Instructions to follow: Copy every line of each of the entries below word for word, changing nothing.

___

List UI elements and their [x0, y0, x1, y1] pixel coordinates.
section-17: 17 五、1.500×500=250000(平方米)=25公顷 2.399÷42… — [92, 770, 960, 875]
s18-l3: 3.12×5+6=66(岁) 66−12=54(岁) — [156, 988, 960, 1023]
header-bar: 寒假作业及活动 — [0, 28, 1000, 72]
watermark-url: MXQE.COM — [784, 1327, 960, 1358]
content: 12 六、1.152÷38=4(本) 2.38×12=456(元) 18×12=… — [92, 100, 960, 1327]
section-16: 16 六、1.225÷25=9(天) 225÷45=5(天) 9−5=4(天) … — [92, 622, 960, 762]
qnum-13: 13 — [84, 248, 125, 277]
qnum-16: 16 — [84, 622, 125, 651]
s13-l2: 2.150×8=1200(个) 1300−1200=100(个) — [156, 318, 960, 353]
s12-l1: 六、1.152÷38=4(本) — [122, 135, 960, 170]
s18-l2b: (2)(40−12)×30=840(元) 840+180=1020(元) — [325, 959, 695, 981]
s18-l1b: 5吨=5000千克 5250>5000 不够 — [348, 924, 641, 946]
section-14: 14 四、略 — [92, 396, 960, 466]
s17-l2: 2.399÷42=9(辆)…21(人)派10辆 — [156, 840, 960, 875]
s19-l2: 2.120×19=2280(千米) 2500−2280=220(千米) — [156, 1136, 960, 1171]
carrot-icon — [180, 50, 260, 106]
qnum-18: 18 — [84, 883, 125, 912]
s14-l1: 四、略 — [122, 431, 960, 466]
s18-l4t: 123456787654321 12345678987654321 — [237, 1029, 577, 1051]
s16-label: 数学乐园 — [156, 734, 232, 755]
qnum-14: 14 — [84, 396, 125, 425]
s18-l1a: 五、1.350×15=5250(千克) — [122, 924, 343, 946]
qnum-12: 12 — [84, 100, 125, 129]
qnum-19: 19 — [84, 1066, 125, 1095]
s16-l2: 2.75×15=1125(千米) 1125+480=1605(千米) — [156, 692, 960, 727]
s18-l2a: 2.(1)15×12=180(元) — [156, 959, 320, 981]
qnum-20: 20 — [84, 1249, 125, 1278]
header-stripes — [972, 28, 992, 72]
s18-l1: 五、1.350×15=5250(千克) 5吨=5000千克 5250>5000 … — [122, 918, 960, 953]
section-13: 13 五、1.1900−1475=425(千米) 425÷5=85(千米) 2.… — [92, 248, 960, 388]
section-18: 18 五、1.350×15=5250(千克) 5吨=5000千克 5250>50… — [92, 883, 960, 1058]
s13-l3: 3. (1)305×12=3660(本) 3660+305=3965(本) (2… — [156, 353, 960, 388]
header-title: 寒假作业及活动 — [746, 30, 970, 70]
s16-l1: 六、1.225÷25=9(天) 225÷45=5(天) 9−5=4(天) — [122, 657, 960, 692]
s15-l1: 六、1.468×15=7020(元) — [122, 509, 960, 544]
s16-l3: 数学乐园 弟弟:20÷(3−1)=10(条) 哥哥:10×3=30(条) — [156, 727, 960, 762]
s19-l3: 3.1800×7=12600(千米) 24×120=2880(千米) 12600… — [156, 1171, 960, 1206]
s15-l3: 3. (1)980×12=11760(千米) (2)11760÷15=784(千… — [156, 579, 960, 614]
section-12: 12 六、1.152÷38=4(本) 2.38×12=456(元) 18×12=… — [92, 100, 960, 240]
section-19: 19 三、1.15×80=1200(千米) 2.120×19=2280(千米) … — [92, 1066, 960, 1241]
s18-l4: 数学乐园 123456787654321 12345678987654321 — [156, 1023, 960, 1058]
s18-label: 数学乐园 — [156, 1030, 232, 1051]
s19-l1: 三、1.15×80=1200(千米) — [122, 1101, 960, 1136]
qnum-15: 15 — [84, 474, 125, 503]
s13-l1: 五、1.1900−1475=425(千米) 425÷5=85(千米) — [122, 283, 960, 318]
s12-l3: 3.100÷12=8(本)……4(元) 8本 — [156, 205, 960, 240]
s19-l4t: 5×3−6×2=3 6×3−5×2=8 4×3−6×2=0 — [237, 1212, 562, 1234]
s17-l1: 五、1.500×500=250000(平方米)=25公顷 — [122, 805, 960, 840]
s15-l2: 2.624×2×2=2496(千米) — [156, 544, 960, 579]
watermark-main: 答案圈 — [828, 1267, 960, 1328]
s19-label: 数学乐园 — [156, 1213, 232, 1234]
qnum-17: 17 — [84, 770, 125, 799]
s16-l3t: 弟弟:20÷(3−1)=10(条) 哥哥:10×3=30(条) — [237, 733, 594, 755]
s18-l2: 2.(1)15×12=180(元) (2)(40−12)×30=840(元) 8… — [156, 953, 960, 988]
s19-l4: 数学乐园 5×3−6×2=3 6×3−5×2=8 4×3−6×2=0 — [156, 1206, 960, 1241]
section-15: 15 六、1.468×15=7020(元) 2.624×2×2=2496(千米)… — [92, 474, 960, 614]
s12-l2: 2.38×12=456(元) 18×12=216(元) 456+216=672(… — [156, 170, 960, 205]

___

Response below:
List UI elements and their [x0, y0, x1, y1] pixel coordinates.
section-17: 17 五、1.500×500=250000(平方米)=25公顷 2.399÷42… — [92, 770, 960, 875]
s18-l3: 3.12×5+6=66(岁) 66−12=54(岁) — [156, 988, 960, 1023]
header-bar: 寒假作业及活动 — [0, 28, 1000, 72]
watermark-url: MXQE.COM — [784, 1327, 960, 1358]
content: 12 六、1.152÷38=4(本) 2.38×12=456(元) 18×12=… — [92, 100, 960, 1327]
section-16: 16 六、1.225÷25=9(天) 225÷45=5(天) 9−5=4(天) … — [92, 622, 960, 762]
qnum-13: 13 — [84, 248, 125, 277]
qnum-16: 16 — [84, 622, 125, 651]
s13-l2: 2.150×8=1200(个) 1300−1200=100(个) — [156, 318, 960, 353]
s12-l1: 六、1.152÷38=4(本) — [122, 135, 960, 170]
s18-l2b: (2)(40−12)×30=840(元) 840+180=1020(元) — [325, 959, 695, 981]
s18-l1b: 5吨=5000千克 5250>5000 不够 — [348, 924, 641, 946]
section-14: 14 四、略 — [92, 396, 960, 466]
s17-l2: 2.399÷42=9(辆)…21(人)派10辆 — [156, 840, 960, 875]
s19-l2: 2.120×19=2280(千米) 2500−2280=220(千米) — [156, 1136, 960, 1171]
carrot-icon — [180, 50, 260, 106]
qnum-18: 18 — [84, 883, 125, 912]
s14-l1: 四、略 — [122, 431, 960, 466]
s18-l4t: 123456787654321 12345678987654321 — [237, 1029, 577, 1051]
s16-label: 数学乐园 — [156, 734, 232, 755]
qnum-14: 14 — [84, 396, 125, 425]
s18-l1a: 五、1.350×15=5250(千克) — [122, 924, 343, 946]
qnum-12: 12 — [84, 100, 125, 129]
qnum-19: 19 — [84, 1066, 125, 1095]
s16-l2: 2.75×15=1125(千米) 1125+480=1605(千米) — [156, 692, 960, 727]
s18-l2a: 2.(1)15×12=180(元) — [156, 959, 320, 981]
qnum-20: 20 — [84, 1249, 125, 1278]
header-stripes — [972, 28, 992, 72]
s18-l1: 五、1.350×15=5250(千克) 5吨=5000千克 5250>5000 … — [122, 918, 960, 953]
section-13: 13 五、1.1900−1475=425(千米) 425÷5=85(千米) 2.… — [92, 248, 960, 388]
section-18: 18 五、1.350×15=5250(千克) 5吨=5000千克 5250>50… — [92, 883, 960, 1058]
s13-l3: 3. (1)305×12=3660(本) 3660+305=3965(本) (2… — [156, 353, 960, 388]
header-title: 寒假作业及活动 — [746, 30, 970, 70]
s16-l1: 六、1.225÷25=9(天) 225÷45=5(天) 9−5=4(天) — [122, 657, 960, 692]
s15-l1: 六、1.468×15=7020(元) — [122, 509, 960, 544]
s16-l3: 数学乐园 弟弟:20÷(3−1)=10(条) 哥哥:10×3=30(条) — [156, 727, 960, 762]
s19-l3: 3.1800×7=12600(千米) 24×120=2880(千米) 12600… — [156, 1171, 960, 1206]
s15-l3: 3. (1)980×12=11760(千米) (2)11760÷15=784(千… — [156, 579, 960, 614]
section-12: 12 六、1.152÷38=4(本) 2.38×12=456(元) 18×12=… — [92, 100, 960, 240]
section-19: 19 三、1.15×80=1200(千米) 2.120×19=2280(千米) … — [92, 1066, 960, 1241]
s18-l4: 数学乐园 123456787654321 12345678987654321 — [156, 1023, 960, 1058]
s18-label: 数学乐园 — [156, 1030, 232, 1051]
s19-l1: 三、1.15×80=1200(千米) — [122, 1101, 960, 1136]
qnum-15: 15 — [84, 474, 125, 503]
s13-l1: 五、1.1900−1475=425(千米) 425÷5=85(千米) — [122, 283, 960, 318]
s12-l3: 3.100÷12=8(本)……4(元) 8本 — [156, 205, 960, 240]
s19-l4t: 5×3−6×2=3 6×3−5×2=8 4×3−6×2=0 — [237, 1212, 562, 1234]
s17-l1: 五、1.500×500=250000(平方米)=25公顷 — [122, 805, 960, 840]
s15-l2: 2.624×2×2=2496(千米) — [156, 544, 960, 579]
watermark-main: 答案圈 — [828, 1267, 960, 1328]
s19-label: 数学乐园 — [156, 1213, 232, 1234]
qnum-17: 17 — [84, 770, 125, 799]
s16-l3t: 弟弟:20÷(3−1)=10(条) 哥哥:10×3=30(条) — [237, 733, 594, 755]
s18-l2: 2.(1)15×12=180(元) (2)(40−12)×30=840(元) 8… — [156, 953, 960, 988]
s19-l4: 数学乐园 5×3−6×2=3 6×3−5×2=8 4×3−6×2=0 — [156, 1206, 960, 1241]
section-15: 15 六、1.468×15=7020(元) 2.624×2×2=2496(千米)… — [92, 474, 960, 614]
s12-l2: 2.38×12=456(元) 18×12=216(元) 456+216=672(… — [156, 170, 960, 205]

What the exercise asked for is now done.